## Start

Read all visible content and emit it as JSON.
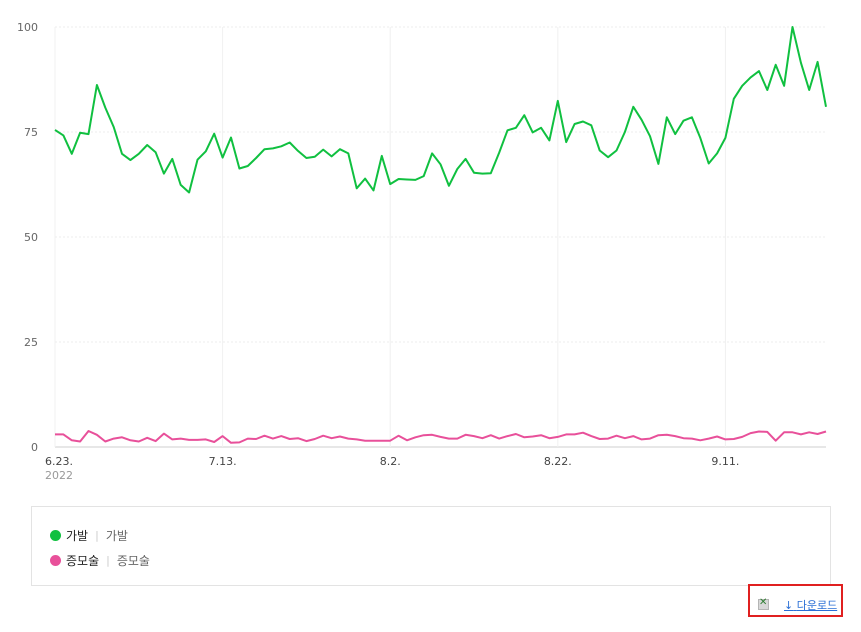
{
  "chart_data": {
    "type": "line",
    "x_start": "6.23.",
    "x_tick_labels": [
      "6.23.",
      "7.13.",
      "8.2.",
      "8.22.",
      "9.11."
    ],
    "x_subtitle": "2022",
    "y_ticks": [
      0,
      25,
      50,
      75,
      100
    ],
    "ylim": [
      0,
      100
    ],
    "grid": true,
    "series": [
      {
        "name": "가발",
        "color": "#10c040",
        "values": [
          75.5,
          74.2,
          69.8,
          74.8,
          74.5,
          86.2,
          80.8,
          76.2,
          69.8,
          68.3,
          69.8,
          71.9,
          70.2,
          65.1,
          68.6,
          62.4,
          60.6,
          68.4,
          70.4,
          74.6,
          68.9,
          73.7,
          66.3,
          66.9,
          68.8,
          70.9,
          71.1,
          71.6,
          72.5,
          70.5,
          68.8,
          69.1,
          70.8,
          69.2,
          70.9,
          69.9,
          61.6,
          63.9,
          61.1,
          69.3,
          62.6,
          63.8,
          63.7,
          63.6,
          64.5,
          69.9,
          67.3,
          62.2,
          66.2,
          68.6,
          65.3,
          65.1,
          65.2,
          70.1,
          75.4,
          76.0,
          79.0,
          74.9,
          76.0,
          73.0,
          82.4,
          72.6,
          76.9,
          77.5,
          76.6,
          70.6,
          69.0,
          70.6,
          75.0,
          81.0,
          77.9,
          74.0,
          67.4,
          78.5,
          74.5,
          77.7,
          78.5,
          73.6,
          67.5,
          69.9,
          73.6,
          82.9,
          86.0,
          88.0,
          89.5,
          85.0,
          91.0,
          86.0,
          100.0,
          91.5,
          85.0,
          91.7,
          81.0
        ]
      },
      {
        "name": "증모술",
        "color": "#e8509a",
        "values": [
          3.0,
          3.0,
          1.6,
          1.3,
          3.8,
          2.9,
          1.3,
          2.0,
          2.3,
          1.6,
          1.3,
          2.2,
          1.4,
          3.2,
          1.8,
          2.0,
          1.7,
          1.7,
          1.8,
          1.2,
          2.6,
          1.0,
          1.1,
          2.0,
          1.9,
          2.7,
          2.0,
          2.6,
          1.9,
          2.1,
          1.4,
          1.9,
          2.7,
          2.1,
          2.5,
          2.0,
          1.8,
          1.5,
          1.5,
          1.5,
          1.5,
          2.7,
          1.6,
          2.3,
          2.8,
          2.9,
          2.4,
          2.0,
          2.0,
          2.9,
          2.6,
          2.1,
          2.8,
          2.0,
          2.6,
          3.1,
          2.3,
          2.5,
          2.8,
          2.1,
          2.4,
          3.0,
          3.0,
          3.4,
          2.6,
          1.9,
          2.0,
          2.7,
          2.1,
          2.6,
          1.8,
          2.0,
          2.8,
          2.9,
          2.6,
          2.1,
          2.0,
          1.6,
          2.0,
          2.5,
          1.8,
          1.9,
          2.4,
          3.3,
          3.7,
          3.6,
          1.5,
          3.5,
          3.5,
          3.0,
          3.5,
          3.1,
          3.7
        ]
      }
    ]
  },
  "legend": {
    "items": [
      {
        "label": "가발",
        "sub_label": "가발",
        "color": "#10c040"
      },
      {
        "label": "증모술",
        "sub_label": "증모술",
        "color": "#e8509a"
      }
    ],
    "separator": "|"
  },
  "download": {
    "label": "다운로드",
    "arrow": "↓",
    "icon": "excel-icon"
  }
}
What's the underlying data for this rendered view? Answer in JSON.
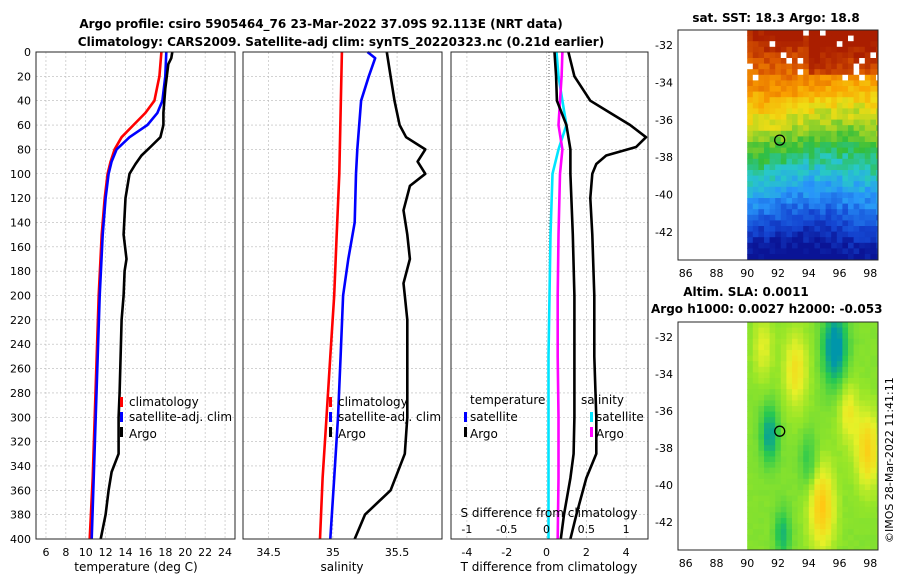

## End

▶ _Problem to work on_: Make a verbatim copy of all the entries and strip out the pictures.

▶ _Exercise answer_:
Read all visible content and emit it as JSON.
{
  "chart_data": {
    "type": "line",
    "x_start": "6.23.",
    "x_tick_labels": [
      "6.23.",
      "7.13.",
      "8.2.",
      "8.22.",
      "9.11."
    ],
    "x_subtitle": "2022",
    "y_ticks": [
      0,
      25,
      50,
      75,
      100
    ],
    "ylim": [
      0,
      100
    ],
    "grid": true,
    "series": [
      {
        "name": "가발",
        "color": "#10c040",
        "values": [
          75.5,
          74.2,
          69.8,
          74.8,
          74.5,
          86.2,
          80.8,
          76.2,
          69.8,
          68.3,
          69.8,
          71.9,
          70.2,
          65.1,
          68.6,
          62.4,
          60.6,
          68.4,
          70.4,
          74.6,
          68.9,
          73.7,
          66.3,
          66.9,
          68.8,
          70.9,
          71.1,
          71.6,
          72.5,
          70.5,
          68.8,
          69.1,
          70.8,
          69.2,
          70.9,
          69.9,
          61.6,
          63.9,
          61.1,
          69.3,
          62.6,
          63.8,
          63.7,
          63.6,
          64.5,
          69.9,
          67.3,
          62.2,
          66.2,
          68.6,
          65.3,
          65.1,
          65.2,
          70.1,
          75.4,
          76.0,
          79.0,
          74.9,
          76.0,
          73.0,
          82.4,
          72.6,
          76.9,
          77.5,
          76.6,
          70.6,
          69.0,
          70.6,
          75.0,
          81.0,
          77.9,
          74.0,
          67.4,
          78.5,
          74.5,
          77.7,
          78.5,
          73.6,
          67.5,
          69.9,
          73.6,
          82.9,
          86.0,
          88.0,
          89.5,
          85.0,
          91.0,
          86.0,
          100.0,
          91.5,
          85.0,
          91.7,
          81.0
        ]
      },
      {
        "name": "증모술",
        "color": "#e8509a",
        "values": [
          3.0,
          3.0,
          1.6,
          1.3,
          3.8,
          2.9,
          1.3,
          2.0,
          2.3,
          1.6,
          1.3,
          2.2,
          1.4,
          3.2,
          1.8,
          2.0,
          1.7,
          1.7,
          1.8,
          1.2,
          2.6,
          1.0,
          1.1,
          2.0,
          1.9,
          2.7,
          2.0,
          2.6,
          1.9,
          2.1,
          1.4,
          1.9,
          2.7,
          2.1,
          2.5,
          2.0,
          1.8,
          1.5,
          1.5,
          1.5,
          1.5,
          2.7,
          1.6,
          2.3,
          2.8,
          2.9,
          2.4,
          2.0,
          2.0,
          2.9,
          2.6,
          2.1,
          2.8,
          2.0,
          2.6,
          3.1,
          2.3,
          2.5,
          2.8,
          2.1,
          2.4,
          3.0,
          3.0,
          3.4,
          2.6,
          1.9,
          2.0,
          2.7,
          2.1,
          2.6,
          1.8,
          2.0,
          2.8,
          2.9,
          2.6,
          2.1,
          2.0,
          1.6,
          2.0,
          2.5,
          1.8,
          1.9,
          2.4,
          3.3,
          3.7,
          3.6,
          1.5,
          3.5,
          3.5,
          3.0,
          3.5,
          3.1,
          3.7
        ]
      }
    ]
  },
  "legend": {
    "items": [
      {
        "label": "가발",
        "sub_label": "가발",
        "color": "#10c040"
      },
      {
        "label": "증모술",
        "sub_label": "증모술",
        "color": "#e8509a"
      }
    ],
    "separator": "|"
  },
  "download": {
    "label": "다운로드",
    "arrow": "↓",
    "icon": "excel-icon"
  }
}
What's the underlying data for this rendered view? Answer in JSON.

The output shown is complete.